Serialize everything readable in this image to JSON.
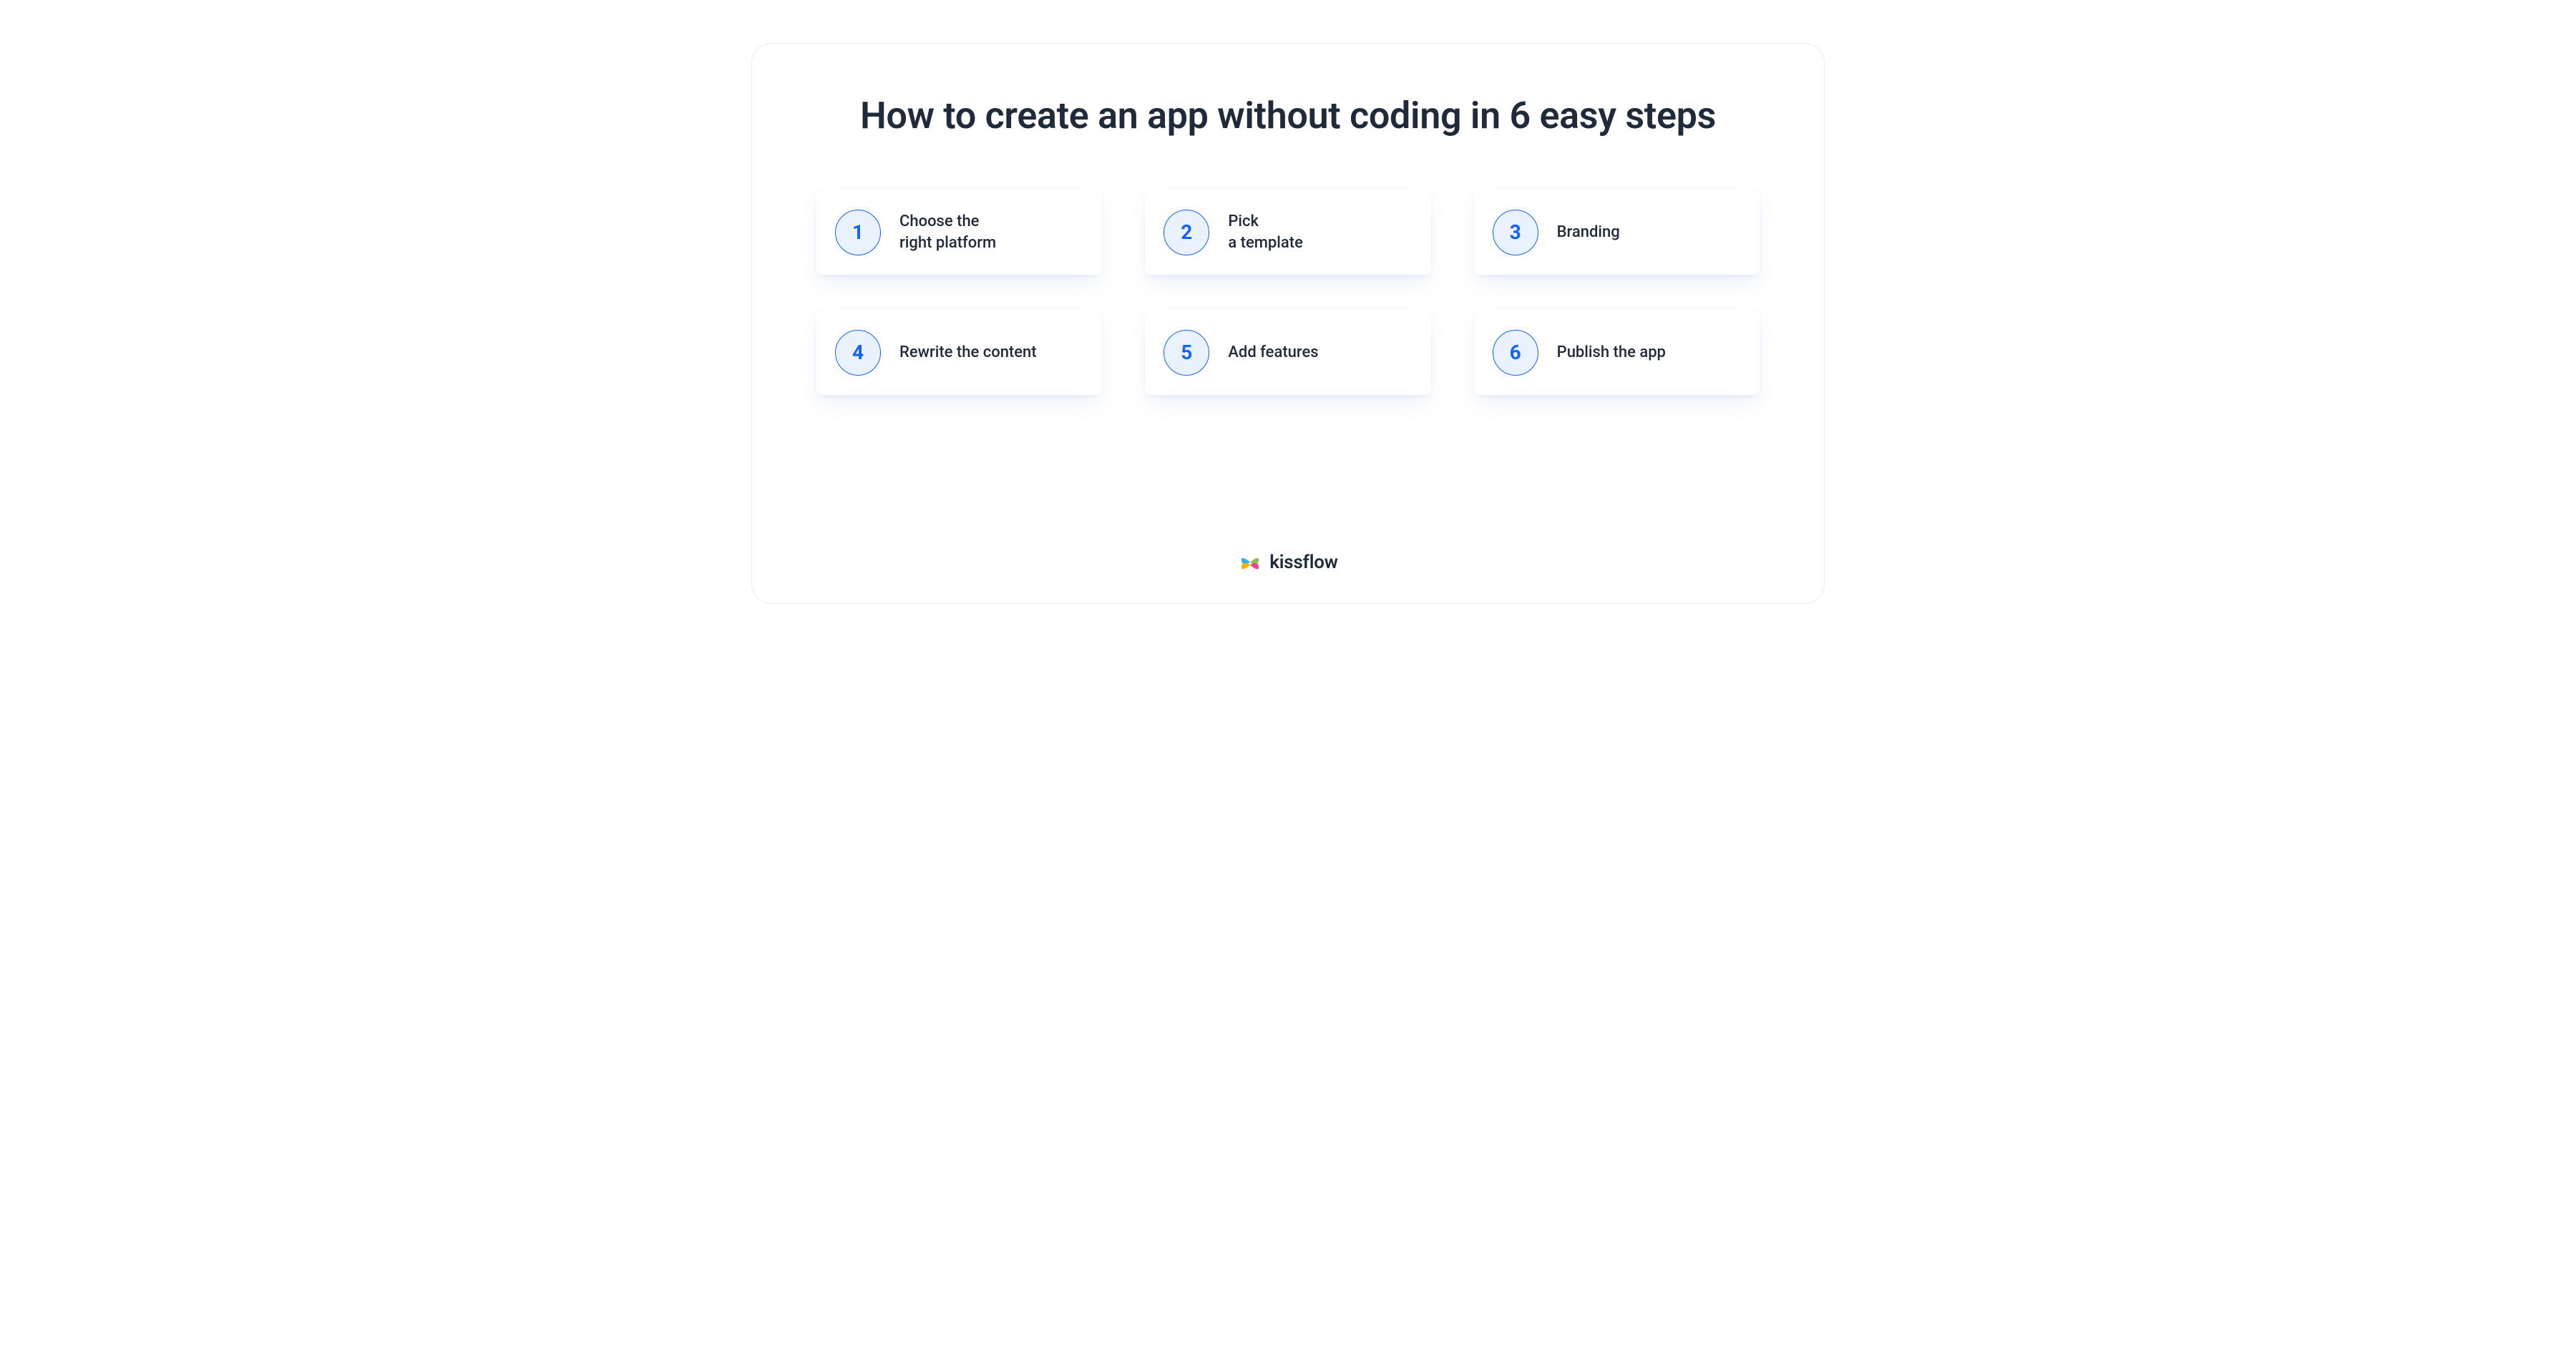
{
  "title": "How to create an app\nwithout coding in 6 easy steps",
  "steps": [
    {
      "num": "1",
      "label": "Choose the\nright platform"
    },
    {
      "num": "2",
      "label": "Pick\na template"
    },
    {
      "num": "3",
      "label": "Branding"
    },
    {
      "num": "4",
      "label": "Rewrite the content"
    },
    {
      "num": "5",
      "label": "Add features"
    },
    {
      "num": "6",
      "label": "Publish the app"
    }
  ],
  "brand": {
    "name": "kissflow"
  },
  "colors": {
    "text": "#1f2a3a",
    "accent": "#1463ff",
    "accent_bg": "#eaf2ff"
  }
}
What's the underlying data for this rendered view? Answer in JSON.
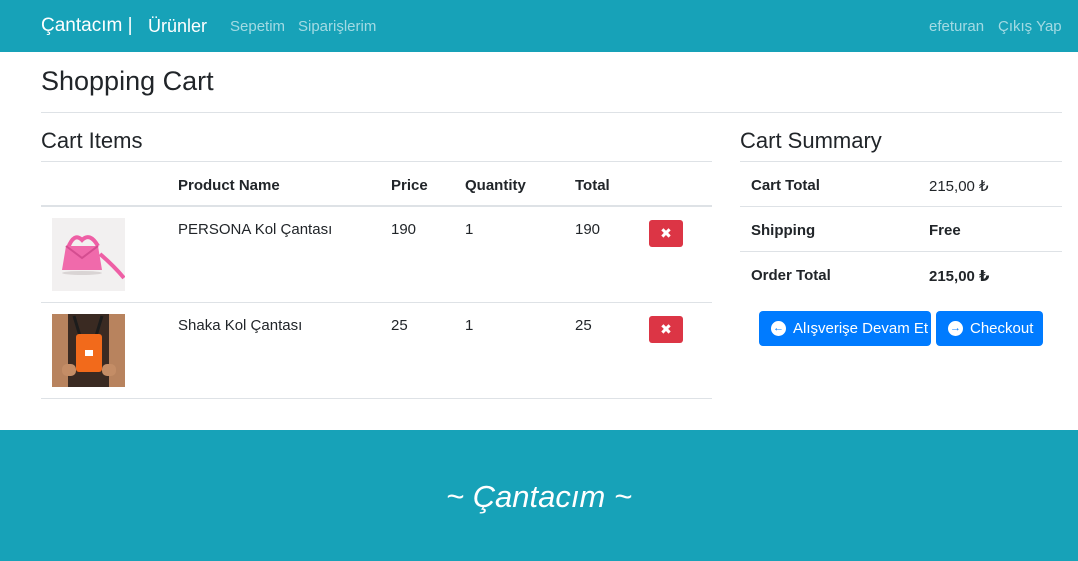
{
  "navbar": {
    "brand": "Çantacım |",
    "products": "Ürünler",
    "cart": "Sepetim",
    "orders": "Siparişlerim",
    "username": "efeturan",
    "logout": "Çıkış Yap"
  },
  "page": {
    "title": "Shopping Cart"
  },
  "cart": {
    "title": "Cart Items",
    "headers": {
      "name": "Product Name",
      "price": "Price",
      "quantity": "Quantity",
      "total": "Total"
    },
    "items": [
      {
        "name": "PERSONA Kol Çantası",
        "price": "190",
        "quantity": "1",
        "total": "190",
        "delete_icon": "✖",
        "image": "pink-handbag"
      },
      {
        "name": "Shaka Kol Çantası",
        "price": "25",
        "quantity": "1",
        "total": "25",
        "delete_icon": "✖",
        "image": "orange-crossbody-bag"
      }
    ]
  },
  "summary": {
    "title": "Cart Summary",
    "cart_total_label": "Cart Total",
    "cart_total_value": "215,00 ₺",
    "shipping_label": "Shipping",
    "shipping_value": "Free",
    "order_total_label": "Order Total",
    "order_total_value": "215,00 ₺"
  },
  "actions": {
    "continue_label": "Alışverişe Devam Et",
    "continue_icon": "arrow-circle-left-icon",
    "checkout_label": "Checkout",
    "checkout_icon": "arrow-circle-right-icon"
  },
  "footer": {
    "text": "~ Çantacım ~"
  },
  "colors": {
    "navbar": "#17a2b8",
    "primary": "#007bff",
    "danger": "#dc3545"
  }
}
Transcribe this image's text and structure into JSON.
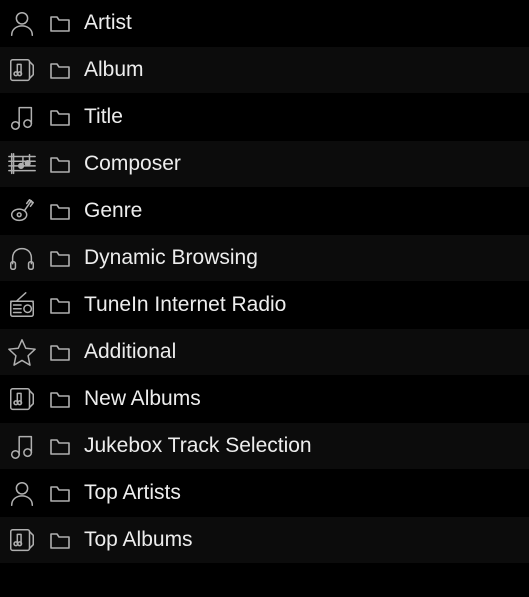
{
  "menu": {
    "items": [
      {
        "icon": "artist",
        "label": "Artist"
      },
      {
        "icon": "album",
        "label": "Album"
      },
      {
        "icon": "title",
        "label": "Title"
      },
      {
        "icon": "composer",
        "label": "Composer"
      },
      {
        "icon": "genre",
        "label": "Genre"
      },
      {
        "icon": "headphones",
        "label": "Dynamic Browsing"
      },
      {
        "icon": "radio",
        "label": "TuneIn Internet Radio"
      },
      {
        "icon": "star",
        "label": "Additional"
      },
      {
        "icon": "album",
        "label": "New Albums"
      },
      {
        "icon": "title",
        "label": "Jukebox Track Selection"
      },
      {
        "icon": "artist",
        "label": "Top Artists"
      },
      {
        "icon": "album",
        "label": "Top Albums"
      }
    ]
  }
}
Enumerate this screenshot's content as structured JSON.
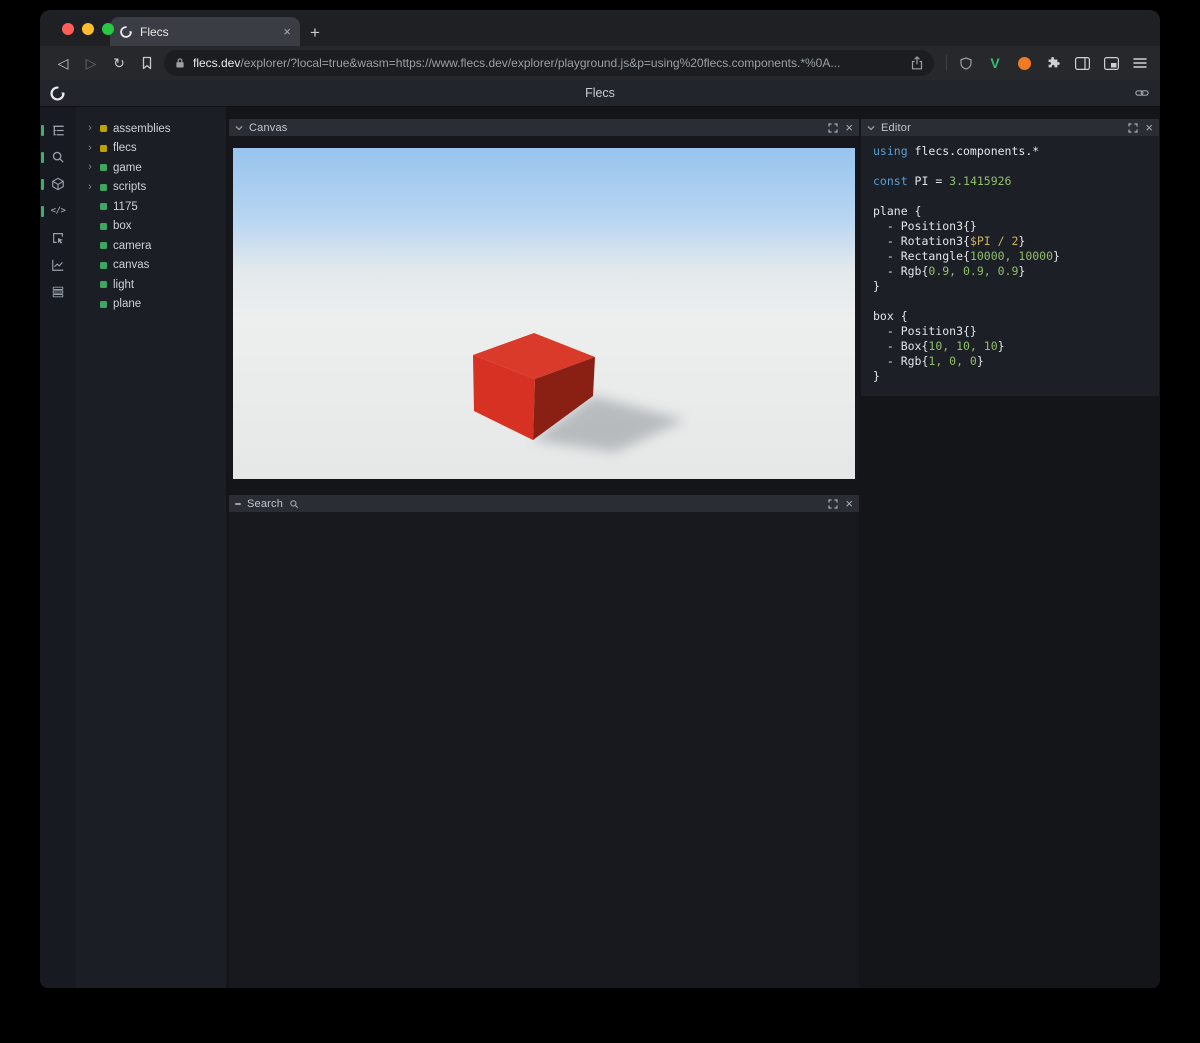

※ ※ ※

Stated exercise> Copy in full each line that holds the word "arrow".

Output for this exercise>
    "continue_icon": "arrow-circle-left-icon",
    "checkout_icon": "arrow-circle-right-icon"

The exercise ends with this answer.